> **Directive**
Transcribe every record that appears below, exactly and in full.

> **Input**
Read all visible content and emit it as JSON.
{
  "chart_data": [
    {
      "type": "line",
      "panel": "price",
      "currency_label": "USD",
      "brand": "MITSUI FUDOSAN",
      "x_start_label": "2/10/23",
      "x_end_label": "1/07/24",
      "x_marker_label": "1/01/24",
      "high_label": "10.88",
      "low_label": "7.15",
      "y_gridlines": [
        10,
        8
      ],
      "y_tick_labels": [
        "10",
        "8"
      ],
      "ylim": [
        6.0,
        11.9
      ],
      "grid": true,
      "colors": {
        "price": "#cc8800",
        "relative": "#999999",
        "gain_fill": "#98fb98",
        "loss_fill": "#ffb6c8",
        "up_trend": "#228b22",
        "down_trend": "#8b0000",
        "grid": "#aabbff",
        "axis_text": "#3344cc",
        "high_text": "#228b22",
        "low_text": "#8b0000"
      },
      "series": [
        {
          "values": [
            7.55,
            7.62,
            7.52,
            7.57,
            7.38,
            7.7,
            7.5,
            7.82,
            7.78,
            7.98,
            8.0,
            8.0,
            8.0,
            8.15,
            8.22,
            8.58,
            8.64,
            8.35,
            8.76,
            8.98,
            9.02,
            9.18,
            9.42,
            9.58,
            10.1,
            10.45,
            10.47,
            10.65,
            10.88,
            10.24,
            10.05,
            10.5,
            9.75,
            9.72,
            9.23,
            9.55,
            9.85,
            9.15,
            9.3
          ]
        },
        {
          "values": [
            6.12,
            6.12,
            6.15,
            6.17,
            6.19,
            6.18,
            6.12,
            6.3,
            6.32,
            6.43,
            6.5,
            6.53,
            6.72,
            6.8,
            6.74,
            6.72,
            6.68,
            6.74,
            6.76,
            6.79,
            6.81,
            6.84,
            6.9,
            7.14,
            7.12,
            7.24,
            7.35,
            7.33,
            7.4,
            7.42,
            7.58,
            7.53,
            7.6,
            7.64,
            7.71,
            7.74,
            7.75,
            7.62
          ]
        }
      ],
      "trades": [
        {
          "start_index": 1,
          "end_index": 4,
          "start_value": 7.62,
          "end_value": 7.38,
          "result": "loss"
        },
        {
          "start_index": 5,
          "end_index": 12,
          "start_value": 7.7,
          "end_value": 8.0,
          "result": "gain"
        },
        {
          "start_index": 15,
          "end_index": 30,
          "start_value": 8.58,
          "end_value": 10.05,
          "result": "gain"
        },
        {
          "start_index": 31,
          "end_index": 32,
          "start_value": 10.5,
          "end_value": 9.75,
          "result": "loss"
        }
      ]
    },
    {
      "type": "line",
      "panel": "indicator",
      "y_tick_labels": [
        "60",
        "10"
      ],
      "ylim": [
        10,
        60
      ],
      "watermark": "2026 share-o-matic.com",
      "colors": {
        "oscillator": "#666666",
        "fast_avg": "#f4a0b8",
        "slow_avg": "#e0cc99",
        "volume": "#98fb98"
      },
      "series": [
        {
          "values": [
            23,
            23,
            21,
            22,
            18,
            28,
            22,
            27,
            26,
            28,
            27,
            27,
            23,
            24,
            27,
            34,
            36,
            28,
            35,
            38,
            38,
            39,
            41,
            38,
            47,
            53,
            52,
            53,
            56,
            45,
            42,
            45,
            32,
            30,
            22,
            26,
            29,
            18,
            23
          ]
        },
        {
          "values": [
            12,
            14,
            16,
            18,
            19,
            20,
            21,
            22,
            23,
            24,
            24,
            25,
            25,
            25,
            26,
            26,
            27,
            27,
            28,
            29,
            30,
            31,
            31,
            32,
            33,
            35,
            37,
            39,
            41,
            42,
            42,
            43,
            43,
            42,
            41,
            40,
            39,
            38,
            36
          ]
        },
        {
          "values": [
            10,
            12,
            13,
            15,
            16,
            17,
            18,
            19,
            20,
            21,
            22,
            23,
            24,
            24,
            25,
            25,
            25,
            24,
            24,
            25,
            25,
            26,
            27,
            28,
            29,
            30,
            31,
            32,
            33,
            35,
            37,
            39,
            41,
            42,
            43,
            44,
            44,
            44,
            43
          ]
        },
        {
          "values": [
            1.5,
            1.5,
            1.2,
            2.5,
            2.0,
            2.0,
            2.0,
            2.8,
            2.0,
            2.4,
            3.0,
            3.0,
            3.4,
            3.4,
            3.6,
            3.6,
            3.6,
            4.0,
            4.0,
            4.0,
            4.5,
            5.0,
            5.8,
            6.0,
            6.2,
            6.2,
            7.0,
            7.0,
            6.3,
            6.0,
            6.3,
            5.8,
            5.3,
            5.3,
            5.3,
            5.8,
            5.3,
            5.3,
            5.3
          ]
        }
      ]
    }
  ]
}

> **Full answer**
Read all visible content and emit it as JSON.
{
  "chart_data": [
    {
      "type": "line",
      "panel": "price",
      "currency_label": "USD",
      "brand": "MITSUI FUDOSAN",
      "x_start_label": "2/10/23",
      "x_end_label": "1/07/24",
      "x_marker_label": "1/01/24",
      "high_label": "10.88",
      "low_label": "7.15",
      "y_gridlines": [
        10,
        8
      ],
      "y_tick_labels": [
        "10",
        "8"
      ],
      "ylim": [
        6.0,
        11.9
      ],
      "grid": true,
      "colors": {
        "price": "#cc8800",
        "relative": "#999999",
        "gain_fill": "#98fb98",
        "loss_fill": "#ffb6c8",
        "up_trend": "#228b22",
        "down_trend": "#8b0000",
        "grid": "#aabbff",
        "axis_text": "#3344cc",
        "high_text": "#228b22",
        "low_text": "#8b0000"
      },
      "series": [
        {
          "values": [
            7.55,
            7.62,
            7.52,
            7.57,
            7.38,
            7.7,
            7.5,
            7.82,
            7.78,
            7.98,
            8.0,
            8.0,
            8.0,
            8.15,
            8.22,
            8.58,
            8.64,
            8.35,
            8.76,
            8.98,
            9.02,
            9.18,
            9.42,
            9.58,
            10.1,
            10.45,
            10.47,
            10.65,
            10.88,
            10.24,
            10.05,
            10.5,
            9.75,
            9.72,
            9.23,
            9.55,
            9.85,
            9.15,
            9.3
          ]
        },
        {
          "values": [
            6.12,
            6.12,
            6.15,
            6.17,
            6.19,
            6.18,
            6.12,
            6.3,
            6.32,
            6.43,
            6.5,
            6.53,
            6.72,
            6.8,
            6.74,
            6.72,
            6.68,
            6.74,
            6.76,
            6.79,
            6.81,
            6.84,
            6.9,
            7.14,
            7.12,
            7.24,
            7.35,
            7.33,
            7.4,
            7.42,
            7.58,
            7.53,
            7.6,
            7.64,
            7.71,
            7.74,
            7.75,
            7.62
          ]
        }
      ],
      "trades": [
        {
          "start_index": 1,
          "end_index": 4,
          "start_value": 7.62,
          "end_value": 7.38,
          "result": "loss"
        },
        {
          "start_index": 5,
          "end_index": 12,
          "start_value": 7.7,
          "end_value": 8.0,
          "result": "gain"
        },
        {
          "start_index": 15,
          "end_index": 30,
          "start_value": 8.58,
          "end_value": 10.05,
          "result": "gain"
        },
        {
          "start_index": 31,
          "end_index": 32,
          "start_value": 10.5,
          "end_value": 9.75,
          "result": "loss"
        }
      ]
    },
    {
      "type": "line",
      "panel": "indicator",
      "y_tick_labels": [
        "60",
        "10"
      ],
      "ylim": [
        10,
        60
      ],
      "watermark": "2026 share-o-matic.com",
      "colors": {
        "oscillator": "#666666",
        "fast_avg": "#f4a0b8",
        "slow_avg": "#e0cc99",
        "volume": "#98fb98"
      },
      "series": [
        {
          "values": [
            23,
            23,
            21,
            22,
            18,
            28,
            22,
            27,
            26,
            28,
            27,
            27,
            23,
            24,
            27,
            34,
            36,
            28,
            35,
            38,
            38,
            39,
            41,
            38,
            47,
            53,
            52,
            53,
            56,
            45,
            42,
            45,
            32,
            30,
            22,
            26,
            29,
            18,
            23
          ]
        },
        {
          "values": [
            12,
            14,
            16,
            18,
            19,
            20,
            21,
            22,
            23,
            24,
            24,
            25,
            25,
            25,
            26,
            26,
            27,
            27,
            28,
            29,
            30,
            31,
            31,
            32,
            33,
            35,
            37,
            39,
            41,
            42,
            42,
            43,
            43,
            42,
            41,
            40,
            39,
            38,
            36
          ]
        },
        {
          "values": [
            10,
            12,
            13,
            15,
            16,
            17,
            18,
            19,
            20,
            21,
            22,
            23,
            24,
            24,
            25,
            25,
            25,
            24,
            24,
            25,
            25,
            26,
            27,
            28,
            29,
            30,
            31,
            32,
            33,
            35,
            37,
            39,
            41,
            42,
            43,
            44,
            44,
            44,
            43
          ]
        },
        {
          "values": [
            1.5,
            1.5,
            1.2,
            2.5,
            2.0,
            2.0,
            2.0,
            2.8,
            2.0,
            2.4,
            3.0,
            3.0,
            3.4,
            3.4,
            3.6,
            3.6,
            3.6,
            4.0,
            4.0,
            4.0,
            4.5,
            5.0,
            5.8,
            6.0,
            6.2,
            6.2,
            7.0,
            7.0,
            6.3,
            6.0,
            6.3,
            5.8,
            5.3,
            5.3,
            5.3,
            5.8,
            5.3,
            5.3,
            5.3
          ]
        }
      ]
    }
  ]
}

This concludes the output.